Exercise goal:
Copy every line from the records below that holds the word "Spreading".
◇ ◇ ◇
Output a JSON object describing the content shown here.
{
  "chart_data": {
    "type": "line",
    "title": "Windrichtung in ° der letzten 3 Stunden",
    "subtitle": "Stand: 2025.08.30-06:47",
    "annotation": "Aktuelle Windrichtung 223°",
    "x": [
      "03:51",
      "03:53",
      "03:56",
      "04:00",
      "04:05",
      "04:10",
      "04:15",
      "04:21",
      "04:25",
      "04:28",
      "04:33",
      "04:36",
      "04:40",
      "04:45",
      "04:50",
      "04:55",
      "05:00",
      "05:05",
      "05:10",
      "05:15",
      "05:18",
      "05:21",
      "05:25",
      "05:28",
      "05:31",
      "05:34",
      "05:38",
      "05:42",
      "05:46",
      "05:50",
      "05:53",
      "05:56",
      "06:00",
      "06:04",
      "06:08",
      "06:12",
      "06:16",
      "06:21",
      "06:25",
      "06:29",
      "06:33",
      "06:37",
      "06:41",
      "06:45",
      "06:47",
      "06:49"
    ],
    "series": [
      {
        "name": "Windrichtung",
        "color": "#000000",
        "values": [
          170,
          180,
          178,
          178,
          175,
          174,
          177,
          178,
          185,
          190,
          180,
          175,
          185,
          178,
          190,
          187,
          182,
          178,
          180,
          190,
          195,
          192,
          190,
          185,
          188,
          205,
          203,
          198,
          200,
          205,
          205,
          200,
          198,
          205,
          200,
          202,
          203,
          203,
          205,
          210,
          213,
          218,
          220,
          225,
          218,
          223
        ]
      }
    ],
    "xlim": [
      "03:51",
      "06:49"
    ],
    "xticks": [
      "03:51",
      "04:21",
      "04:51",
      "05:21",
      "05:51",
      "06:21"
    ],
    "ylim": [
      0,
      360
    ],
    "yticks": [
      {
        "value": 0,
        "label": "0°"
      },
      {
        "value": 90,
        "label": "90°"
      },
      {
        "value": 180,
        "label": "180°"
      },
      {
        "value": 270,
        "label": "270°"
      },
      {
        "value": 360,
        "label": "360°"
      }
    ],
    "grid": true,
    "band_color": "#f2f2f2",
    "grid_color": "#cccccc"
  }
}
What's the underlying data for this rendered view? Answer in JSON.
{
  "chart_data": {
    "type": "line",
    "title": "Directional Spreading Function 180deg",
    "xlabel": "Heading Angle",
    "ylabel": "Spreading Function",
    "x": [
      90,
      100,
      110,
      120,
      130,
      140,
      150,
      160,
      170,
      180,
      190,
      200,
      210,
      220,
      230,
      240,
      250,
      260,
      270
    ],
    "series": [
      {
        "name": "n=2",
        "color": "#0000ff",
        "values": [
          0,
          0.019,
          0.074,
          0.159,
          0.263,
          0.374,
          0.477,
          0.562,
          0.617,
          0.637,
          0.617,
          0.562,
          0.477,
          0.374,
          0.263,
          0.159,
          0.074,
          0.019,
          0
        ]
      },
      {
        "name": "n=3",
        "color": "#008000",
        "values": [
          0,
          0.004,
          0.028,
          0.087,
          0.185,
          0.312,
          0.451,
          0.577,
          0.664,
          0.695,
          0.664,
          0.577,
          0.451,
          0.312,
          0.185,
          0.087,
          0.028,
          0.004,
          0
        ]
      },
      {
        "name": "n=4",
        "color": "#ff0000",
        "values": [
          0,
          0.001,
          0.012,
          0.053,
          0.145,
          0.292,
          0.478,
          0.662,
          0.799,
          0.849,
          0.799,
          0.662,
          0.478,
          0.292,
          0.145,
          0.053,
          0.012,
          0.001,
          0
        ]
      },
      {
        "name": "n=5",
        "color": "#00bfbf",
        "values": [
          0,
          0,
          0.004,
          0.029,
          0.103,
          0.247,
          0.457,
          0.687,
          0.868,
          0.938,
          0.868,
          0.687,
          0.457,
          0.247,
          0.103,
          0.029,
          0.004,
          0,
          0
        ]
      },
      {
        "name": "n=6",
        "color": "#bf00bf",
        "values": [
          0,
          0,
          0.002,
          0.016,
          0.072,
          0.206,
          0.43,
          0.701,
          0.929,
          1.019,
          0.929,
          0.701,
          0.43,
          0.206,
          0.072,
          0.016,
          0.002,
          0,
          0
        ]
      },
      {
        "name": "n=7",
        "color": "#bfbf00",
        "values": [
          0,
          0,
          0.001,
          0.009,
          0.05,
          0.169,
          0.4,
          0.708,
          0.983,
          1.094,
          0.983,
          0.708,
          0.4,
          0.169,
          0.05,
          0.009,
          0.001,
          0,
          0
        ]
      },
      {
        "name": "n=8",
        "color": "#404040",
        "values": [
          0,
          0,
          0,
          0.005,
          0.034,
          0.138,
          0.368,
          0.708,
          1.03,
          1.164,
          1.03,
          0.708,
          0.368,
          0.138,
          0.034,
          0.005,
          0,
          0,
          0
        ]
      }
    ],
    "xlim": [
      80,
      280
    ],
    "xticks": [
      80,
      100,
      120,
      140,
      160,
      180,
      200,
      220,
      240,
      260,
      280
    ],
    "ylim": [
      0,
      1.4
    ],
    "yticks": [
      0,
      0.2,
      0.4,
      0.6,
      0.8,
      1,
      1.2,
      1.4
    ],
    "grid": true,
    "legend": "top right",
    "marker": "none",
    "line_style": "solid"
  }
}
◇ ◇ ◇
Output below:
    "title": "Directional Spreading Function 180deg",
    "ylabel": "Spreading Function",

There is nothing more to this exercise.